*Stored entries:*
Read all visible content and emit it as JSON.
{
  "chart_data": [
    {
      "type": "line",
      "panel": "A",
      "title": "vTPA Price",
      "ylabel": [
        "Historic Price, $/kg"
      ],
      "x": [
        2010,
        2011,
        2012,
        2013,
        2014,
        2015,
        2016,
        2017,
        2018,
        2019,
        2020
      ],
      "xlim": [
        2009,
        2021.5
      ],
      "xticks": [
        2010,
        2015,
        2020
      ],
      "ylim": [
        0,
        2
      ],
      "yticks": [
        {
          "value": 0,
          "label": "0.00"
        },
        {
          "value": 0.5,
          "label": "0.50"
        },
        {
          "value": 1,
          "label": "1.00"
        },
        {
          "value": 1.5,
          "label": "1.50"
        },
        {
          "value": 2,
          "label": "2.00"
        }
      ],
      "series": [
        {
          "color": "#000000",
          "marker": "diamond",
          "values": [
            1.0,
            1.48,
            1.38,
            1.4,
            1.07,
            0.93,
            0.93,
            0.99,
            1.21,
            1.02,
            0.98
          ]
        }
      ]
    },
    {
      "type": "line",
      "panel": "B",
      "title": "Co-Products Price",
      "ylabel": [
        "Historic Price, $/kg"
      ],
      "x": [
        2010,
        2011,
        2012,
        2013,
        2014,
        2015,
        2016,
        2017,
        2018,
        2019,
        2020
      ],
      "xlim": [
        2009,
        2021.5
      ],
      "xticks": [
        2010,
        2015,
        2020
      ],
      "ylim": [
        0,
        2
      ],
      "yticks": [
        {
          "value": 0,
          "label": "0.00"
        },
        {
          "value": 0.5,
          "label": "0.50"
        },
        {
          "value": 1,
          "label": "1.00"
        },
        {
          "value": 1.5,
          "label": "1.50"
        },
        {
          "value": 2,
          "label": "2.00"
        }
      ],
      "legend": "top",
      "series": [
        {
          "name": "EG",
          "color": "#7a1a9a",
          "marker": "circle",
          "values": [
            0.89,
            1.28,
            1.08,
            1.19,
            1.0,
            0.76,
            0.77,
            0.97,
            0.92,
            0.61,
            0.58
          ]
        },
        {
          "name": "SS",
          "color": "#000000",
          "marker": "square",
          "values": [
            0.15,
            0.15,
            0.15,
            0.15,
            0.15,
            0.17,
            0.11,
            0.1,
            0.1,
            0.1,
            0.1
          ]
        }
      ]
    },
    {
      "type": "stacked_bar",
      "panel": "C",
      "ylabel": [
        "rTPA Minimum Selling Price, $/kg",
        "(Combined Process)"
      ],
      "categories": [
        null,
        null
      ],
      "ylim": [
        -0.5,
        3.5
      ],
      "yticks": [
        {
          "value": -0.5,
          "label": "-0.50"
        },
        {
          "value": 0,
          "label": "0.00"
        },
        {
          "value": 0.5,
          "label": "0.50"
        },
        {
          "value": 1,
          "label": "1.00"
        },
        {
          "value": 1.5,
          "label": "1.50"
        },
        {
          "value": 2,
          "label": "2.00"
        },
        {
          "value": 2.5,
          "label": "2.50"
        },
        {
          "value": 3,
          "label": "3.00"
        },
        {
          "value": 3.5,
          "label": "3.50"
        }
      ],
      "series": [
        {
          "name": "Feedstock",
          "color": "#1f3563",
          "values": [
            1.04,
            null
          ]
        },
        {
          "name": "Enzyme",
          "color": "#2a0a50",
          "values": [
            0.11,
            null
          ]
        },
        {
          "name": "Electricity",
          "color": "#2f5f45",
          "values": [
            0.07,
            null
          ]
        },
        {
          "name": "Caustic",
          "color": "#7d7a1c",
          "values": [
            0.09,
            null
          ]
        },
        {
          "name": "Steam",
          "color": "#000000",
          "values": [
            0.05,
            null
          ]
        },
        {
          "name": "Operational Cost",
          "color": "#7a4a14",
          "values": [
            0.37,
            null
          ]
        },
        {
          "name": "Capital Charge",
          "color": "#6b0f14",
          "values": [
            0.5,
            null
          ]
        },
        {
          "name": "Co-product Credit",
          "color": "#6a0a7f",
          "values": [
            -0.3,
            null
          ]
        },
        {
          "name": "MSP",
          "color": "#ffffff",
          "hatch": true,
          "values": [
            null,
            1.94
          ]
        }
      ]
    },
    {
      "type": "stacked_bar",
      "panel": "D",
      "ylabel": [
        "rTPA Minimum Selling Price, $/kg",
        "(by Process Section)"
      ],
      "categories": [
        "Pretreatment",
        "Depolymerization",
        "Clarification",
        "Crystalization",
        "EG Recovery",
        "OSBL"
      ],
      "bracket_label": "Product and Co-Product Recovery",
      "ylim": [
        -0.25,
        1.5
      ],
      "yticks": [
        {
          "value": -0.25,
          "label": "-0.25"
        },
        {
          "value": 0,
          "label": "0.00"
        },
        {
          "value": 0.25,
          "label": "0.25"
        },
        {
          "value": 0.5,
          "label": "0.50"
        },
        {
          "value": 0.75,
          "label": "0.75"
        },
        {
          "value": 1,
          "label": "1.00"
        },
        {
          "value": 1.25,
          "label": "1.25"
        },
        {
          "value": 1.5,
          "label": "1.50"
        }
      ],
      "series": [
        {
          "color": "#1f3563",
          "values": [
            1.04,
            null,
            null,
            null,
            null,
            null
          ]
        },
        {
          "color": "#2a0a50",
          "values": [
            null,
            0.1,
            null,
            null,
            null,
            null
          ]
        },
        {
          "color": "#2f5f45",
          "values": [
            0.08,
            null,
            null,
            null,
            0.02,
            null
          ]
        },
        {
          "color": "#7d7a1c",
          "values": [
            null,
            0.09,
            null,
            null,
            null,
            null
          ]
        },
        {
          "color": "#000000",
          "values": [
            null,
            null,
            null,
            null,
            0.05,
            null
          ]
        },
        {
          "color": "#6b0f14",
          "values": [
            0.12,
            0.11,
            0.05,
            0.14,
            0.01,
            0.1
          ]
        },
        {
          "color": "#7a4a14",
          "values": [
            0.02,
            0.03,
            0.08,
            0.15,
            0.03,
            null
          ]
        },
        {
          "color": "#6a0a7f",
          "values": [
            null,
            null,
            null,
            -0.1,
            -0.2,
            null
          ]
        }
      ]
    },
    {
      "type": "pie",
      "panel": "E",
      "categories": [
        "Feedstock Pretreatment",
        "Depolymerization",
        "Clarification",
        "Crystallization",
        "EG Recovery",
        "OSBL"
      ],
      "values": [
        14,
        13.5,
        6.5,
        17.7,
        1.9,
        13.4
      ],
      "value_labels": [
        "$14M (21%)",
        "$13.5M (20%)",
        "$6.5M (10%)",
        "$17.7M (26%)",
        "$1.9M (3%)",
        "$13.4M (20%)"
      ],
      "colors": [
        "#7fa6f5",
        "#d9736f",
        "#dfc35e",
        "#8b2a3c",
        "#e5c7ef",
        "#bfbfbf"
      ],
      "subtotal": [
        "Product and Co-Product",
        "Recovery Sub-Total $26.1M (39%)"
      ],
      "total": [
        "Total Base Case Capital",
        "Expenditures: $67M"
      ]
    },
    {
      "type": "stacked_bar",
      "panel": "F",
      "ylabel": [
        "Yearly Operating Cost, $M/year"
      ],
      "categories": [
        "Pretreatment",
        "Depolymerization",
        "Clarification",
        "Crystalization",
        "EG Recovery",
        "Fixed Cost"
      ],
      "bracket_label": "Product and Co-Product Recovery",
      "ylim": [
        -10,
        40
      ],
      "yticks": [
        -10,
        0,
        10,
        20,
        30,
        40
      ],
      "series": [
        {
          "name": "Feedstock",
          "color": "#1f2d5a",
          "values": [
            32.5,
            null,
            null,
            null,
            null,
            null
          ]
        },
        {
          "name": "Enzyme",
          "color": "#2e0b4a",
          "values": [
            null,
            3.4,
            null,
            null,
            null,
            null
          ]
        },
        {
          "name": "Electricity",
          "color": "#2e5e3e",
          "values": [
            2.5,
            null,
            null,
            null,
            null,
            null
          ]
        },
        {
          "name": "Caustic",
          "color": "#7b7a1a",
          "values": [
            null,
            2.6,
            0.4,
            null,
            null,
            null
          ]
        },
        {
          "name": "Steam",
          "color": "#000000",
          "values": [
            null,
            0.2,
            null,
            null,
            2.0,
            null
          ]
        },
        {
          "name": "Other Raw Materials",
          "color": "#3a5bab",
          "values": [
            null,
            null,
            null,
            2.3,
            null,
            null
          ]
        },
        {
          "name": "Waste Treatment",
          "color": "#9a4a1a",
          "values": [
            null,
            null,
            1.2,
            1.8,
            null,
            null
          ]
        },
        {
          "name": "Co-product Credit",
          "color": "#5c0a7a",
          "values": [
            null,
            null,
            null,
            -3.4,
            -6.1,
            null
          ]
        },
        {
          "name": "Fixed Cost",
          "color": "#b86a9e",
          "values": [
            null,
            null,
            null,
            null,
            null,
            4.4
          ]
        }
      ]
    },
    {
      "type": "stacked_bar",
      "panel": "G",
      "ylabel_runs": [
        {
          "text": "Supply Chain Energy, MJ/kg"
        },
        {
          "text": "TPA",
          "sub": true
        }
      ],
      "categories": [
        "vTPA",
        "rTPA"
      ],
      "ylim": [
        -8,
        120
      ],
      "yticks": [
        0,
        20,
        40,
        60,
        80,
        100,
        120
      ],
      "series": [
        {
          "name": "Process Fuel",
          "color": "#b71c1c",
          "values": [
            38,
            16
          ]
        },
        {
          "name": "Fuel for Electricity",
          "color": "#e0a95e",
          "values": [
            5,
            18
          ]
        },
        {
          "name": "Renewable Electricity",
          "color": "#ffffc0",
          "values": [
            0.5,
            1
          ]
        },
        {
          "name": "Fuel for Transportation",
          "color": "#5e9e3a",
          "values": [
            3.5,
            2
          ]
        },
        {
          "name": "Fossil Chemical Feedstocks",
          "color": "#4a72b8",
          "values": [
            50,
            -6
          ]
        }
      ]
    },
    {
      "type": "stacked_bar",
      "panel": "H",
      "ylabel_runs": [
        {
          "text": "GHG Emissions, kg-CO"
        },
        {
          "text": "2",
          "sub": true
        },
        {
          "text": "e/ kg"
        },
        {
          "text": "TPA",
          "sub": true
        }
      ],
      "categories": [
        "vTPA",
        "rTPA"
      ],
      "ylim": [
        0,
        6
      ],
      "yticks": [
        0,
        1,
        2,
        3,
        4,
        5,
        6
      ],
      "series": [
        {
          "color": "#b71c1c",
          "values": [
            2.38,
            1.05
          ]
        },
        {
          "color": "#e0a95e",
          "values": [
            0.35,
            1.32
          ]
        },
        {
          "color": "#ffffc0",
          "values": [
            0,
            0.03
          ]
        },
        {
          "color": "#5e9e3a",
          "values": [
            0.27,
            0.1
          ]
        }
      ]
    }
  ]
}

*ACTIVITY:* If a line in the records contains the string "panel", copy it out.

*COMPLETED TASK:*
      "panel": "A",
      "panel": "B",
      "panel": "C",
      "panel": "D",
      "panel": "E",
      "panel": "F",
      "panel": "G",
      "panel": "H",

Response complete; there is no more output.